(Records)

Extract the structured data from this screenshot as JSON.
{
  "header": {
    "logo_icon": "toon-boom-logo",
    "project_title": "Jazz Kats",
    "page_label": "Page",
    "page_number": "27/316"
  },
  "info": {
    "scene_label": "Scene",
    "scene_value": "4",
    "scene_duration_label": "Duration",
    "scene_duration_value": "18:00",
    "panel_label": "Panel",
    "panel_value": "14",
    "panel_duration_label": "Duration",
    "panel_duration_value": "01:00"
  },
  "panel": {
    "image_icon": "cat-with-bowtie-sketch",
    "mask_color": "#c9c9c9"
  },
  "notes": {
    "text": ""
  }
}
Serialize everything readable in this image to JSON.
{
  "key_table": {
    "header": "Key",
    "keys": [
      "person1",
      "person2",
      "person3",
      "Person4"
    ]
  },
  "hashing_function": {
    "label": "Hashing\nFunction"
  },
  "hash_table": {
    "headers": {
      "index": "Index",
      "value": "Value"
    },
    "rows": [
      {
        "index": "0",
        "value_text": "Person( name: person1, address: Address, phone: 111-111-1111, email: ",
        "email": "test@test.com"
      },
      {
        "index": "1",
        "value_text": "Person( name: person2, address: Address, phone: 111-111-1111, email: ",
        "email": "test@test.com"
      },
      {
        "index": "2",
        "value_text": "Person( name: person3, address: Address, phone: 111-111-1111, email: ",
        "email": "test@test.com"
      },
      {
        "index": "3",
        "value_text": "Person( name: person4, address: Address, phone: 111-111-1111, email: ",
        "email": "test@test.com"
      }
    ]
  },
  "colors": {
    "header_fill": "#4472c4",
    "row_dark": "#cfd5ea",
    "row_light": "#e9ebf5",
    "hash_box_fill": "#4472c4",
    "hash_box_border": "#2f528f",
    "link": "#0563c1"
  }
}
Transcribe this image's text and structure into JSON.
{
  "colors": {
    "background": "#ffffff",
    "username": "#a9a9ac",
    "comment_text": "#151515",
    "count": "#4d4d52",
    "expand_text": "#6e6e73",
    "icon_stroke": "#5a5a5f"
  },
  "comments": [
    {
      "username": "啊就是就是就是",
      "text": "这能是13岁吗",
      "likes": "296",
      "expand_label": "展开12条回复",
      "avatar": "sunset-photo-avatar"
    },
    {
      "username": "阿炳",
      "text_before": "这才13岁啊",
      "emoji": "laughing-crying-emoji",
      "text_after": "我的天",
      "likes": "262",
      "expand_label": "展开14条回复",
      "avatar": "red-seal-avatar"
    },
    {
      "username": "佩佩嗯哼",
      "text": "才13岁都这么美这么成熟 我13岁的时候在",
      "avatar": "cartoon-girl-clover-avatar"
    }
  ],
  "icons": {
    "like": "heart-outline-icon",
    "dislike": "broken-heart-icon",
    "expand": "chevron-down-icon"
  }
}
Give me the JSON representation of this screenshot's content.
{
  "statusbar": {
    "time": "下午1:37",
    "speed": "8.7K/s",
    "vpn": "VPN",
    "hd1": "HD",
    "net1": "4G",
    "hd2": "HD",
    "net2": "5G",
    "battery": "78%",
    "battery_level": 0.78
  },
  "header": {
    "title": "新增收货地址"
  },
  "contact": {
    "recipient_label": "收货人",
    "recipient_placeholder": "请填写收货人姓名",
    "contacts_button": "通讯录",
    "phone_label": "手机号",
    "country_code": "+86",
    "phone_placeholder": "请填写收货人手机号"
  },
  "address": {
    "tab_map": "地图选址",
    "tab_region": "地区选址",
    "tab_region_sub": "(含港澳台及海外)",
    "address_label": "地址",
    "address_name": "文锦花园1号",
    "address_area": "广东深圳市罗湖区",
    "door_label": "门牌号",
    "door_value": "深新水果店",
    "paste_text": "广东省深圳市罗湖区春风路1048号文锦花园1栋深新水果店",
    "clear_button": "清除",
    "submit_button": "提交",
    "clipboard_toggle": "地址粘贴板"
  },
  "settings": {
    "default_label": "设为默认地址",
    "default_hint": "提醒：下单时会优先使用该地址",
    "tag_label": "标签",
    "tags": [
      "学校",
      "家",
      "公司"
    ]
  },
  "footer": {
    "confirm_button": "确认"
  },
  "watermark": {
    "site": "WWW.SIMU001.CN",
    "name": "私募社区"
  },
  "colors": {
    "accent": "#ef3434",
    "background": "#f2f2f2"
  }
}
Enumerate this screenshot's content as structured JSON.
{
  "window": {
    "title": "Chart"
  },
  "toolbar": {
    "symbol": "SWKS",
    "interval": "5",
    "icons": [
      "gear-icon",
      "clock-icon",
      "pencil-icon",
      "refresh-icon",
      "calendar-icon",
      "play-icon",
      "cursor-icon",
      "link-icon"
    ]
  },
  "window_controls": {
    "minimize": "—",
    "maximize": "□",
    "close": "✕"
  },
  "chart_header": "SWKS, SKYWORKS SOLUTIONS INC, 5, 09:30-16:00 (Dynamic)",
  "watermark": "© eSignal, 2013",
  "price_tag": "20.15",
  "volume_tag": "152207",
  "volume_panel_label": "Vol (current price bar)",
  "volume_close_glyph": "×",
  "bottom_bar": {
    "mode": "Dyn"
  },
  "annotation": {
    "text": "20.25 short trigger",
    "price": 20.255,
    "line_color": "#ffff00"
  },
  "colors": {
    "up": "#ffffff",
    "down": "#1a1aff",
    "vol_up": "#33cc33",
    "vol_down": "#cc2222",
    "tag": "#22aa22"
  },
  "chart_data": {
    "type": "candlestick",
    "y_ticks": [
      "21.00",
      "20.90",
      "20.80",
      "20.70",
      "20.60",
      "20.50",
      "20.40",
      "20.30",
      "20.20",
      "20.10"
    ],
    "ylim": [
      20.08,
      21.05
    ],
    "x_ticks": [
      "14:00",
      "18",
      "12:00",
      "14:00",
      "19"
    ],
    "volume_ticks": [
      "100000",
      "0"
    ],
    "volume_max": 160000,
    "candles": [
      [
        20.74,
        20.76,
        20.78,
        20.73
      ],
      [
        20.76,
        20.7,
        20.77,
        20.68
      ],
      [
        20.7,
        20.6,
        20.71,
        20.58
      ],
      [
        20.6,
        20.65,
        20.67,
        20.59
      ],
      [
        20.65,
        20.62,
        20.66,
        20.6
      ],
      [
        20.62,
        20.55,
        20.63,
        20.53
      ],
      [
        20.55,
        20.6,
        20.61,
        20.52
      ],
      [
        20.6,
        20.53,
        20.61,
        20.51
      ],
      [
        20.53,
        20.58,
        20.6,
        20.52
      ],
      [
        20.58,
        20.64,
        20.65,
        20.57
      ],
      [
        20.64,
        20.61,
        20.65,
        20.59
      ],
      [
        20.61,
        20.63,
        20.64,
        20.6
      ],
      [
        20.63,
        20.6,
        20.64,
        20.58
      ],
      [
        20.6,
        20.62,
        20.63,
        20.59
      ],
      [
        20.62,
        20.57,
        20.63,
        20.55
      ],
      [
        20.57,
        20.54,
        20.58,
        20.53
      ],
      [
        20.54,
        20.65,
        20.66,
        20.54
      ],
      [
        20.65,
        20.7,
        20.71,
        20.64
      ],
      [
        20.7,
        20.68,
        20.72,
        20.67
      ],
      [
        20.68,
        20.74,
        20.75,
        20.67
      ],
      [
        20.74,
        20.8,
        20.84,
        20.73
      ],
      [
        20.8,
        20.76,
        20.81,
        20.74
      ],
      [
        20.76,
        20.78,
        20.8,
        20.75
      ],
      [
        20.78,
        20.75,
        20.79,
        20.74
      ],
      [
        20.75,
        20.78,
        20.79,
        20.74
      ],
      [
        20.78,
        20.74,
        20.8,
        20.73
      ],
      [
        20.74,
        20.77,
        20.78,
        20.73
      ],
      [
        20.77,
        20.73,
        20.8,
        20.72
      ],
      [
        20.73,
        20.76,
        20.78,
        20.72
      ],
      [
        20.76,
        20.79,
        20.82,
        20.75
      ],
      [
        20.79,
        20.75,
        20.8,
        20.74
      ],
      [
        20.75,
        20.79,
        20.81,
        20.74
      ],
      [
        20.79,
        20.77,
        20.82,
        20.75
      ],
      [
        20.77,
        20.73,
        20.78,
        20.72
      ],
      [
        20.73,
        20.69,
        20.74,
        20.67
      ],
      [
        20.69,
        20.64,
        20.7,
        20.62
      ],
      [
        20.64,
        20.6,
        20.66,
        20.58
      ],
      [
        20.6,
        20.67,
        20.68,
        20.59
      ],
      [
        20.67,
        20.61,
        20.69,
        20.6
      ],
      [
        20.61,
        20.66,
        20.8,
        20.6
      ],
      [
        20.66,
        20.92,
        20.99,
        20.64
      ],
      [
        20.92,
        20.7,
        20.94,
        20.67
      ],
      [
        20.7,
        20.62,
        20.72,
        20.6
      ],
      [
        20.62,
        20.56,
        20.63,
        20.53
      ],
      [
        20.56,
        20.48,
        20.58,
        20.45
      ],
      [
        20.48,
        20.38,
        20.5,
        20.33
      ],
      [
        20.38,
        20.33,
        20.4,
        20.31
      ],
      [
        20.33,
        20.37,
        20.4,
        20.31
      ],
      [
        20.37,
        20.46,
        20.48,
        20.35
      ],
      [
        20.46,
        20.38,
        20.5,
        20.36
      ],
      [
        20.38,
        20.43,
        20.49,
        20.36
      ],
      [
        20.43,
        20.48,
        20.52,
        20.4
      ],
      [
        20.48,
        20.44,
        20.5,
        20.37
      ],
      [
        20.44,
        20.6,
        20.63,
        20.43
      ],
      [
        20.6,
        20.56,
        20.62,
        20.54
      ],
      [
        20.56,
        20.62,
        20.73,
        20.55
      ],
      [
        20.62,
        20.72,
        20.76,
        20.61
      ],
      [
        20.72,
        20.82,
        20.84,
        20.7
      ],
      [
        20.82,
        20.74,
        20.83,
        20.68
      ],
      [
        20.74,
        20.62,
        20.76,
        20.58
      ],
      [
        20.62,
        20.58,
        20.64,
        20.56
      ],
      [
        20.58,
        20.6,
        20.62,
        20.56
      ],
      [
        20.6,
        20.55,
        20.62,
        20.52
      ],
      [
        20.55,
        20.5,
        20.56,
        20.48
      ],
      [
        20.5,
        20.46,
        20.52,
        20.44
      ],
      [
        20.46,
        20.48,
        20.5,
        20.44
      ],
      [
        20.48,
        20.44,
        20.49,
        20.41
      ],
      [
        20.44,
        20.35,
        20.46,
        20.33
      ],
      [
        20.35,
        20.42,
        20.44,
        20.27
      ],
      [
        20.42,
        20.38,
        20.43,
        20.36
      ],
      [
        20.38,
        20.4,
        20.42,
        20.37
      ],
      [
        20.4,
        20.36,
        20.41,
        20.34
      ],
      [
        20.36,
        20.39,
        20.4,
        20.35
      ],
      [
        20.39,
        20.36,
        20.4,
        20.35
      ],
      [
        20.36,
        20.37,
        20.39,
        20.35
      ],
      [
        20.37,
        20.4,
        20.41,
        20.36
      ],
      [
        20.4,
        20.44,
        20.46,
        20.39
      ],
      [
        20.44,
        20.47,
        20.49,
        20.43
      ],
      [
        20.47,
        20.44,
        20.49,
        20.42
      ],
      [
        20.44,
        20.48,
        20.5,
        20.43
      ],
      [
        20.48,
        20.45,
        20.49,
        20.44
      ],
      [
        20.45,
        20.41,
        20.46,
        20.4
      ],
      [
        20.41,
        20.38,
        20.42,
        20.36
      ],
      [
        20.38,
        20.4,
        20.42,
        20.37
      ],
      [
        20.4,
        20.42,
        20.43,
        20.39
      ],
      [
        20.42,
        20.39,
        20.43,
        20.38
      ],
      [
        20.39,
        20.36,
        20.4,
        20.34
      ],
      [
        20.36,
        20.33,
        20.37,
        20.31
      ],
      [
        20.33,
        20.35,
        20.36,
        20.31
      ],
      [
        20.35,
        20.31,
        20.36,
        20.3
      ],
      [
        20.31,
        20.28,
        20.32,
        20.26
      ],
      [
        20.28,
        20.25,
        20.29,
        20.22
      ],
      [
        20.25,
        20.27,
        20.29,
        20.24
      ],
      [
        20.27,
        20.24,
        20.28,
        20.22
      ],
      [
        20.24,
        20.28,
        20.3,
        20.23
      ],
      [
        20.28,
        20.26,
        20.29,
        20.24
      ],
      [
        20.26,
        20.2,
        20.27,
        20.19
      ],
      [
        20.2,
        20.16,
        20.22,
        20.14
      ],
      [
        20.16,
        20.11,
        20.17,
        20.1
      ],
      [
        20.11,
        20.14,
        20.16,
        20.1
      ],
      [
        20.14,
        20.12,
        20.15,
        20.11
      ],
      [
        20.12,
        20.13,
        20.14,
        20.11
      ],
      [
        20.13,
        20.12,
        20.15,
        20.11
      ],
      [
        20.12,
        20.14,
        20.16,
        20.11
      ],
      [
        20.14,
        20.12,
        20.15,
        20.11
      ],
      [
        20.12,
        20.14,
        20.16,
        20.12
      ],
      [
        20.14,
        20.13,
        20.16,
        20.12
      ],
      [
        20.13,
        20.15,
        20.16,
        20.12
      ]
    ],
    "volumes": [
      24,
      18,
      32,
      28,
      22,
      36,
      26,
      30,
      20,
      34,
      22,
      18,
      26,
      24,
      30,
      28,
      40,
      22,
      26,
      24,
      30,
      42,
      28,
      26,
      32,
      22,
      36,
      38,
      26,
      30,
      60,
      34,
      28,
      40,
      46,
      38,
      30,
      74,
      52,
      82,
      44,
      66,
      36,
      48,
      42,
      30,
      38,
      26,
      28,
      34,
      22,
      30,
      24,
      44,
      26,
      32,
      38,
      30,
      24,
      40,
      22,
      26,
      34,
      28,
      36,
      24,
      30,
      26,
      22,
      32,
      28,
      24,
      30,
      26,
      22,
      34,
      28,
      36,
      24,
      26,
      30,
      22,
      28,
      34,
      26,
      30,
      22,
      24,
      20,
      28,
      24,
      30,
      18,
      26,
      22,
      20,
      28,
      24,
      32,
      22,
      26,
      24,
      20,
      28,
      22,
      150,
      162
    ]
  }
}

# GOAL
Give only the number of lines in the records that contain the string "screenshot".

# THE OUTPUT
3